### Work to complete:
Scan the records below. List lines holding "title".

_ _ _ _ _

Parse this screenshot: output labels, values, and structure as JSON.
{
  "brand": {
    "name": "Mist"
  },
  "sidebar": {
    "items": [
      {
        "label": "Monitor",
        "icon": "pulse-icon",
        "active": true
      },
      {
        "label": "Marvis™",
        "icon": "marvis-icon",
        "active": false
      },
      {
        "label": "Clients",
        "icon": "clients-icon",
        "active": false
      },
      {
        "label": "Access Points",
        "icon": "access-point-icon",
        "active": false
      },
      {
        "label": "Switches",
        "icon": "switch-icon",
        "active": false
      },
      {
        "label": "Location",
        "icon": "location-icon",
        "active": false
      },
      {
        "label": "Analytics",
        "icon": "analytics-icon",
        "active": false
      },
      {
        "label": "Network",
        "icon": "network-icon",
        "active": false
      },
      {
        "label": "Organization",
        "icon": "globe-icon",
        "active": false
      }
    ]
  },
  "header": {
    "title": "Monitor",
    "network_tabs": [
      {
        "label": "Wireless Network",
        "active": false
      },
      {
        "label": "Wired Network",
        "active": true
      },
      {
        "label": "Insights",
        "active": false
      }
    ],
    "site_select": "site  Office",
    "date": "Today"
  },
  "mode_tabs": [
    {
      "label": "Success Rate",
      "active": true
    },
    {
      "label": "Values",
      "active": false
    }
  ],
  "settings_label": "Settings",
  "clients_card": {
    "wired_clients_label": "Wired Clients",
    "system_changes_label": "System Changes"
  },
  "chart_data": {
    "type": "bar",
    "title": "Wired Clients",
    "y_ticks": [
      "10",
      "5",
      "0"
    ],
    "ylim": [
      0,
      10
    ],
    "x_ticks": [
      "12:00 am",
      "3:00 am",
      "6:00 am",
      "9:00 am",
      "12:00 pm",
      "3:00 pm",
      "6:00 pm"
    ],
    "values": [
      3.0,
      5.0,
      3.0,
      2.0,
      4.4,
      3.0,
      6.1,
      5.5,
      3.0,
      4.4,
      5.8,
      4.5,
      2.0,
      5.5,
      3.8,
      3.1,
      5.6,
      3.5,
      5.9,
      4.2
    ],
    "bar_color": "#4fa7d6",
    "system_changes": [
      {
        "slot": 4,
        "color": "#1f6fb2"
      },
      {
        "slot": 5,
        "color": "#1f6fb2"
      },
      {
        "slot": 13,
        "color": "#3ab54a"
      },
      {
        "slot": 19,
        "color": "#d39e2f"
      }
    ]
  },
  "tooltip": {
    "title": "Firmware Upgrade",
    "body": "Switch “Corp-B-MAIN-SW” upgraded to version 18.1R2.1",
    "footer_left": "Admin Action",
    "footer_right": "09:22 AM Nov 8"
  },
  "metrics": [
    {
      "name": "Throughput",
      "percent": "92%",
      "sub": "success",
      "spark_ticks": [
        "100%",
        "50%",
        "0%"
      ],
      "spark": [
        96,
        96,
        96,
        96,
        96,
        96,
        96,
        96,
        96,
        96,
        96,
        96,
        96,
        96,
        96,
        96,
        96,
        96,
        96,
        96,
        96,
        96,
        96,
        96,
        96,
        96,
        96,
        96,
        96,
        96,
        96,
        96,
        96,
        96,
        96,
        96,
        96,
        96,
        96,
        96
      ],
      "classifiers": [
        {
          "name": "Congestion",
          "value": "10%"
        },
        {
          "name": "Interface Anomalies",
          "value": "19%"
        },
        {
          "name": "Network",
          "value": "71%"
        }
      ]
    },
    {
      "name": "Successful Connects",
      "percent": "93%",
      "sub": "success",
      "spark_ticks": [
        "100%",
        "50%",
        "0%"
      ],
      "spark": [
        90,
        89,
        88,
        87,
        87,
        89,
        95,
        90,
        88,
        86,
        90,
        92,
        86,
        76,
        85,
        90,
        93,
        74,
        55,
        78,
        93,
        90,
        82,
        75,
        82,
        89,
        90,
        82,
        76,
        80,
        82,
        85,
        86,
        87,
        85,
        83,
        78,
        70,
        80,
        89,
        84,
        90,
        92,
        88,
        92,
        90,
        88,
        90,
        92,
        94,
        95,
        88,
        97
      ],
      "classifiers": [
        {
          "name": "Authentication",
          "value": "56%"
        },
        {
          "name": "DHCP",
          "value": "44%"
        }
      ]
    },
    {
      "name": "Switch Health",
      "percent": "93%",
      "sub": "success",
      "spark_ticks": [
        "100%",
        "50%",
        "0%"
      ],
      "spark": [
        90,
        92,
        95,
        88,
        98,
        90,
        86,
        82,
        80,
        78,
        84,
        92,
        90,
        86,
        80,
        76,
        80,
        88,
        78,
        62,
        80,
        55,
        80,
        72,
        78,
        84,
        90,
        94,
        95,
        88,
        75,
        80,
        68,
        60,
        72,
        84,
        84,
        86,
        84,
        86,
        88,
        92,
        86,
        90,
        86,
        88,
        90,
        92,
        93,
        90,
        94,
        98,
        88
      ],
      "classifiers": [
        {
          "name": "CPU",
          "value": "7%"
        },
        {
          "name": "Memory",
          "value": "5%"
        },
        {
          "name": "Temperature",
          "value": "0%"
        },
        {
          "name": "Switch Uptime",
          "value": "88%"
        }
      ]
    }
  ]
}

_ _ _ _ _

### Reply:
    "title": "Monitor",
    "title": "Wired Clients",
    "title": "Firmware Upgrade",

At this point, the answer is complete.